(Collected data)
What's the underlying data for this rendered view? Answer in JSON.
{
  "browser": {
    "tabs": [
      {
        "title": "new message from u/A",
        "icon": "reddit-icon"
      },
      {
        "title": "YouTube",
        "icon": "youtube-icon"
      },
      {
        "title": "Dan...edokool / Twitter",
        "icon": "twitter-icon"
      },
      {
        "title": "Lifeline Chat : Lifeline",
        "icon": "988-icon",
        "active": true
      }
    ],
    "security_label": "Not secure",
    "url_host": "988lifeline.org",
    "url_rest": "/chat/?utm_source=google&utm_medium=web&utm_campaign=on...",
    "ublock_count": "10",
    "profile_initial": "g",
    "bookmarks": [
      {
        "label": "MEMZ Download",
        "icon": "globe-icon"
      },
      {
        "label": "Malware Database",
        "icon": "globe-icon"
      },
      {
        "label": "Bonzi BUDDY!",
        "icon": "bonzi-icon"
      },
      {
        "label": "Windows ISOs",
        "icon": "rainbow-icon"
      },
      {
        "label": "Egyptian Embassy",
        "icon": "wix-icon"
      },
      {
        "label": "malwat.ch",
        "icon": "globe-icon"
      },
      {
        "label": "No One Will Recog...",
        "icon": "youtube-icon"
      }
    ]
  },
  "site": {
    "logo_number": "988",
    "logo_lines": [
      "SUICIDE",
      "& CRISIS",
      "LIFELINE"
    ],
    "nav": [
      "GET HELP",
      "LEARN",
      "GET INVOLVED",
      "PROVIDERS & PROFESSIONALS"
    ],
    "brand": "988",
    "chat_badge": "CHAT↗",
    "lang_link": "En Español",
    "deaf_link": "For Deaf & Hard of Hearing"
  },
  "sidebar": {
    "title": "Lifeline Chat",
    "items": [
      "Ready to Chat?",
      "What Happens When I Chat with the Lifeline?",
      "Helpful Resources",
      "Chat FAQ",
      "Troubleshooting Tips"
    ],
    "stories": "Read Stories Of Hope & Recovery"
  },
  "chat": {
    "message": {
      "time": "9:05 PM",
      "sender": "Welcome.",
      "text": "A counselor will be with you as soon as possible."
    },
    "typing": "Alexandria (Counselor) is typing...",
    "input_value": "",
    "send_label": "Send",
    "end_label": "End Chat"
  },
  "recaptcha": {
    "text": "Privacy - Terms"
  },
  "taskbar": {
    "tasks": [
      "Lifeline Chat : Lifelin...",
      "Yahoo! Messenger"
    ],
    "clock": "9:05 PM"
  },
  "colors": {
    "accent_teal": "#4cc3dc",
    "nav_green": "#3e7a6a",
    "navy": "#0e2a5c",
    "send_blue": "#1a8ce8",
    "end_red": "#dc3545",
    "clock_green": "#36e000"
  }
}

PROBLEM:
Repeat each record in full; every line must match exactly.

ANSWER TO THIS TASK:
What's the underlying data for this rendered view? Answer in JSON.
{
  "browser": {
    "tabs": [
      {
        "title": "new message from u/A",
        "icon": "reddit-icon"
      },
      {
        "title": "YouTube",
        "icon": "youtube-icon"
      },
      {
        "title": "Dan...edokool / Twitter",
        "icon": "twitter-icon"
      },
      {
        "title": "Lifeline Chat : Lifeline",
        "icon": "988-icon",
        "active": true
      }
    ],
    "security_label": "Not secure",
    "url_host": "988lifeline.org",
    "url_rest": "/chat/?utm_source=google&utm_medium=web&utm_campaign=on...",
    "ublock_count": "10",
    "profile_initial": "g",
    "bookmarks": [
      {
        "label": "MEMZ Download",
        "icon": "globe-icon"
      },
      {
        "label": "Malware Database",
        "icon": "globe-icon"
      },
      {
        "label": "Bonzi BUDDY!",
        "icon": "bonzi-icon"
      },
      {
        "label": "Windows ISOs",
        "icon": "rainbow-icon"
      },
      {
        "label": "Egyptian Embassy",
        "icon": "wix-icon"
      },
      {
        "label": "malwat.ch",
        "icon": "globe-icon"
      },
      {
        "label": "No One Will Recog...",
        "icon": "youtube-icon"
      }
    ]
  },
  "site": {
    "logo_number": "988",
    "logo_lines": [
      "SUICIDE",
      "& CRISIS",
      "LIFELINE"
    ],
    "nav": [
      "GET HELP",
      "LEARN",
      "GET INVOLVED",
      "PROVIDERS & PROFESSIONALS"
    ],
    "brand": "988",
    "chat_badge": "CHAT↗",
    "lang_link": "En Español",
    "deaf_link": "For Deaf & Hard of Hearing"
  },
  "sidebar": {
    "title": "Lifeline Chat",
    "items": [
      "Ready to Chat?",
      "What Happens When I Chat with the Lifeline?",
      "Helpful Resources",
      "Chat FAQ",
      "Troubleshooting Tips"
    ],
    "stories": "Read Stories Of Hope & Recovery"
  },
  "chat": {
    "message": {
      "time": "9:05 PM",
      "sender": "Welcome.",
      "text": "A counselor will be with you as soon as possible."
    },
    "typing": "Alexandria (Counselor) is typing...",
    "input_value": "",
    "send_label": "Send",
    "end_label": "End Chat"
  },
  "recaptcha": {
    "text": "Privacy - Terms"
  },
  "taskbar": {
    "tasks": [
      "Lifeline Chat : Lifelin...",
      "Yahoo! Messenger"
    ],
    "clock": "9:05 PM"
  },
  "colors": {
    "accent_teal": "#4cc3dc",
    "nav_green": "#3e7a6a",
    "navy": "#0e2a5c",
    "send_blue": "#1a8ce8",
    "end_red": "#dc3545",
    "clock_green": "#36e000"
  }
}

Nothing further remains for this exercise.